### [GOAL]
Every record must be repeated exactly; omit any pictures they contain.

(Collection entries)
■ ■ ■ ■ ■

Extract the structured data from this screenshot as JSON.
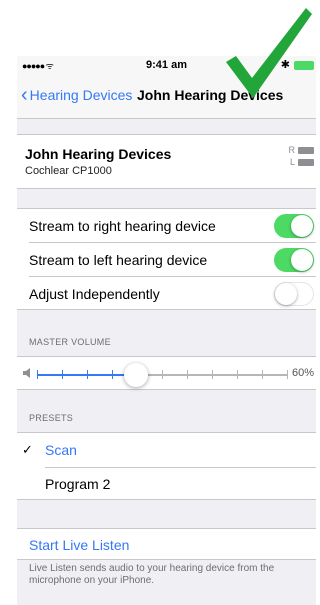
{
  "status_bar": {
    "time": "9:41 am",
    "bluetooth": "✱"
  },
  "nav": {
    "back_label": "Hearing Devices",
    "title": "John Hearing Devices"
  },
  "device": {
    "name": "John Hearing Devices",
    "model": "Cochlear CP1000",
    "batteries": [
      {
        "side": "R"
      },
      {
        "side": "L"
      }
    ]
  },
  "toggles": [
    {
      "label": "Stream to right hearing device",
      "on": true
    },
    {
      "label": "Stream to left hearing device",
      "on": true
    },
    {
      "label": "Adjust Independently",
      "on": false
    }
  ],
  "volume": {
    "header": "MASTER VOLUME",
    "percent_label": "60%",
    "level": 0.6
  },
  "presets": {
    "header": "PRESETS",
    "items": [
      {
        "label": "Scan",
        "selected": true
      },
      {
        "label": "Program 2",
        "selected": false
      }
    ],
    "checkmark": "✓"
  },
  "live_listen": {
    "link": "Start Live Listen",
    "note": "Live Listen sends audio to your hearing device from the microphone on your iPhone."
  },
  "colors": {
    "accent": "#3478f6",
    "toggle_on": "#4cd964",
    "checkmark_art": "#22a63a"
  }
}
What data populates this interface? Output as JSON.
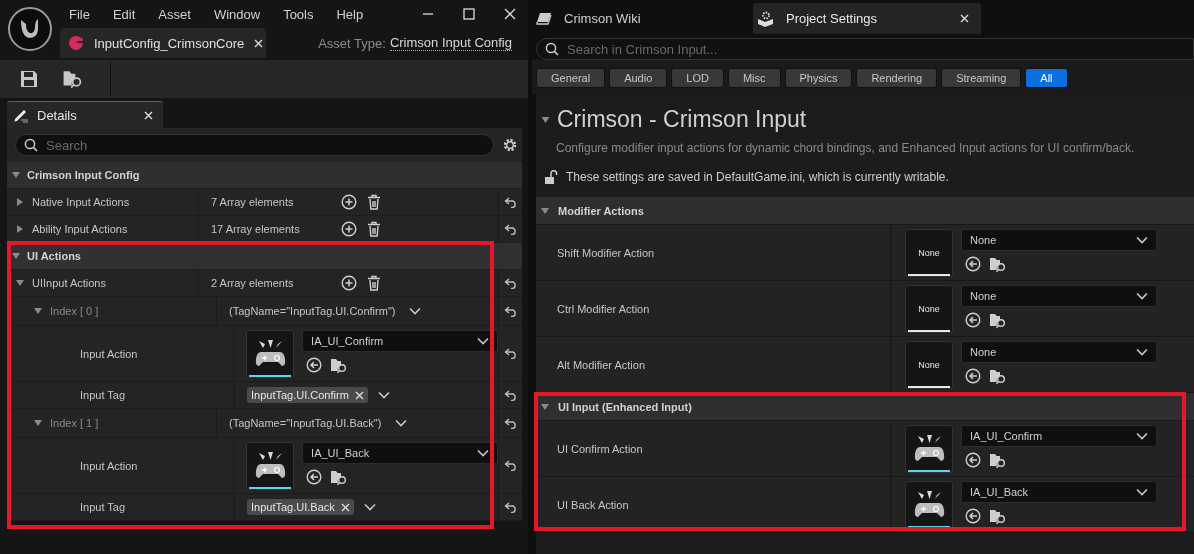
{
  "left": {
    "menu": [
      "File",
      "Edit",
      "Asset",
      "Window",
      "Tools",
      "Help"
    ],
    "asset_tab": {
      "label": "InputConfig_CrimsonCore"
    },
    "asset_type": {
      "label": "Asset Type:",
      "value": "Crimson Input Config"
    },
    "details_tab": "Details",
    "search": {
      "placeholder": "Search"
    },
    "categories": [
      {
        "name": "Crimson Input Config",
        "expanded": true,
        "highlighted": false,
        "rows": [
          {
            "kind": "array",
            "name": "Native Input Actions",
            "expanded": false,
            "value": "7 Array elements"
          },
          {
            "kind": "array",
            "name": "Ability Input Actions",
            "expanded": false,
            "value": "17 Array elements"
          }
        ]
      },
      {
        "name": "UI Actions",
        "expanded": true,
        "highlighted": true,
        "rows": [
          {
            "kind": "array",
            "name": "UIInput Actions",
            "expanded": true,
            "value": "2 Array elements",
            "children": [
              {
                "kind": "struct",
                "name": "Index [ 0 ]",
                "expanded": true,
                "value": "(TagName=\"InputTag.UI.Confirm\")",
                "children": [
                  {
                    "kind": "asset",
                    "name": "Input Action",
                    "asset": "IA_UI_Confirm"
                  },
                  {
                    "kind": "tag",
                    "name": "Input Tag",
                    "tag": "InputTag.UI.Confirm"
                  }
                ]
              },
              {
                "kind": "struct",
                "name": "Index [ 1 ]",
                "expanded": true,
                "value": "(TagName=\"InputTag.UI.Back\")",
                "children": [
                  {
                    "kind": "asset",
                    "name": "Input Action",
                    "asset": "IA_UI_Back"
                  },
                  {
                    "kind": "tag",
                    "name": "Input Tag",
                    "tag": "InputTag.UI.Back"
                  }
                ]
              }
            ]
          }
        ]
      }
    ]
  },
  "right": {
    "tabs": [
      {
        "label": "Crimson Wiki",
        "selected": false
      },
      {
        "label": "Project Settings",
        "selected": true
      }
    ],
    "search": {
      "placeholder": "Search in Crimson Input..."
    },
    "filters": [
      {
        "label": "General",
        "selected": false
      },
      {
        "label": "Audio",
        "selected": false
      },
      {
        "label": "LOD",
        "selected": false
      },
      {
        "label": "Misc",
        "selected": false
      },
      {
        "label": "Physics",
        "selected": false
      },
      {
        "label": "Rendering",
        "selected": false
      },
      {
        "label": "Streaming",
        "selected": false
      },
      {
        "label": "All",
        "selected": true
      }
    ],
    "title": "Crimson - Crimson Input",
    "description": "Configure modifier input actions for dynamic chord bindings, and Enhanced Input actions for UI confirm/back.",
    "config_note": "These settings are saved in DefaultGame.ini, which is currently writable.",
    "categories": [
      {
        "name": "Modifier Actions",
        "expanded": true,
        "highlighted": false,
        "rows": [
          {
            "name": "Shift Modifier Action",
            "asset": "None",
            "thumbnail_label": "None"
          },
          {
            "name": "Ctrl Modifier Action",
            "asset": "None",
            "thumbnail_label": "None"
          },
          {
            "name": "Alt Modifier Action",
            "asset": "None",
            "thumbnail_label": "None"
          }
        ]
      },
      {
        "name": "UI Input (Enhanced Input)",
        "expanded": true,
        "highlighted": true,
        "rows": [
          {
            "name": "UI Confirm Action",
            "asset": "IA_UI_Confirm"
          },
          {
            "name": "UI Back Action",
            "asset": "IA_UI_Back"
          }
        ]
      }
    ]
  }
}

■ ■ ■ ■ ■

### [ANSWER TO THIS TASK]
Extract the structured data from this screenshot as JSON.
{
  "status_bar": {
    "time": "9:41 am",
    "bluetooth": "✱"
  },
  "nav": {
    "back_label": "Hearing Devices",
    "title": "John Hearing Devices"
  },
  "device": {
    "name": "John Hearing Devices",
    "model": "Cochlear CP1000",
    "batteries": [
      {
        "side": "R"
      },
      {
        "side": "L"
      }
    ]
  },
  "toggles": [
    {
      "label": "Stream to right hearing device",
      "on": true
    },
    {
      "label": "Stream to left hearing device",
      "on": true
    },
    {
      "label": "Adjust Independently",
      "on": false
    }
  ],
  "volume": {
    "header": "MASTER VOLUME",
    "percent_label": "60%",
    "level": 0.6
  },
  "presets": {
    "header": "PRESETS",
    "items": [
      {
        "label": "Scan",
        "selected": true
      },
      {
        "label": "Program 2",
        "selected": false
      }
    ],
    "checkmark": "✓"
  },
  "live_listen": {
    "link": "Start Live Listen",
    "note": "Live Listen sends audio to your hearing device from the microphone on your iPhone."
  },
  "colors": {
    "accent": "#3478f6",
    "toggle_on": "#4cd964",
    "checkmark_art": "#22a63a"
  }
}
What data populates this interface? Output as JSON.
{
  "left": {
    "menu": [
      "File",
      "Edit",
      "Asset",
      "Window",
      "Tools",
      "Help"
    ],
    "asset_tab": {
      "label": "InputConfig_CrimsonCore"
    },
    "asset_type": {
      "label": "Asset Type:",
      "value": "Crimson Input Config"
    },
    "details_tab": "Details",
    "search": {
      "placeholder": "Search"
    },
    "categories": [
      {
        "name": "Crimson Input Config",
        "expanded": true,
        "highlighted": false,
        "rows": [
          {
            "kind": "array",
            "name": "Native Input Actions",
            "expanded": false,
            "value": "7 Array elements"
          },
          {
            "kind": "array",
            "name": "Ability Input Actions",
            "expanded": false,
            "value": "17 Array elements"
          }
        ]
      },
      {
        "name": "UI Actions",
        "expanded": true,
        "highlighted": true,
        "rows": [
          {
            "kind": "array",
            "name": "UIInput Actions",
            "expanded": true,
            "value": "2 Array elements",
            "children": [
              {
                "kind": "struct",
                "name": "Index [ 0 ]",
                "expanded": true,
                "value": "(TagName=\"InputTag.UI.Confirm\")",
                "children": [
                  {
                    "kind": "asset",
                    "name": "Input Action",
                    "asset": "IA_UI_Confirm"
                  },
                  {
                    "kind": "tag",
                    "name": "Input Tag",
                    "tag": "InputTag.UI.Confirm"
                  }
                ]
              },
              {
                "kind": "struct",
                "name": "Index [ 1 ]",
                "expanded": true,
                "value": "(TagName=\"InputTag.UI.Back\")",
                "children": [
                  {
                    "kind": "asset",
                    "name": "Input Action",
                    "asset": "IA_UI_Back"
                  },
                  {
                    "kind": "tag",
                    "name": "Input Tag",
                    "tag": "InputTag.UI.Back"
                  }
                ]
              }
            ]
          }
        ]
      }
    ]
  },
  "right": {
    "tabs": [
      {
        "label": "Crimson Wiki",
        "selected": false
      },
      {
        "label": "Project Settings",
        "selected": true
      }
    ],
    "search": {
      "placeholder": "Search in Crimson Input..."
    },
    "filters": [
      {
        "label": "General",
        "selected": false
      },
      {
        "label": "Audio",
        "selected": false
      },
      {
        "label": "LOD",
        "selected": false
      },
      {
        "label": "Misc",
        "selected": false
      },
      {
        "label": "Physics",
        "selected": false
      },
      {
        "label": "Rendering",
        "selected": false
      },
      {
        "label": "Streaming",
        "selected": false
      },
      {
        "label": "All",
        "selected": true
      }
    ],
    "title": "Crimson - Crimson Input",
    "description": "Configure modifier input actions for dynamic chord bindings, and Enhanced Input actions for UI confirm/back.",
    "config_note": "These settings are saved in DefaultGame.ini, which is currently writable.",
    "categories": [
      {
        "name": "Modifier Actions",
        "expanded": true,
        "highlighted": false,
        "rows": [
          {
            "name": "Shift Modifier Action",
            "asset": "None",
            "thumbnail_label": "None"
          },
          {
            "name": "Ctrl Modifier Action",
            "asset": "None",
            "thumbnail_label": "None"
          },
          {
            "name": "Alt Modifier Action",
            "asset": "None",
            "thumbnail_label": "None"
          }
        ]
      },
      {
        "name": "UI Input (Enhanced Input)",
        "expanded": true,
        "highlighted": true,
        "rows": [
          {
            "name": "UI Confirm Action",
            "asset": "IA_UI_Confirm"
          },
          {
            "name": "UI Back Action",
            "asset": "IA_UI_Back"
          }
        ]
      }
    ]
  }
}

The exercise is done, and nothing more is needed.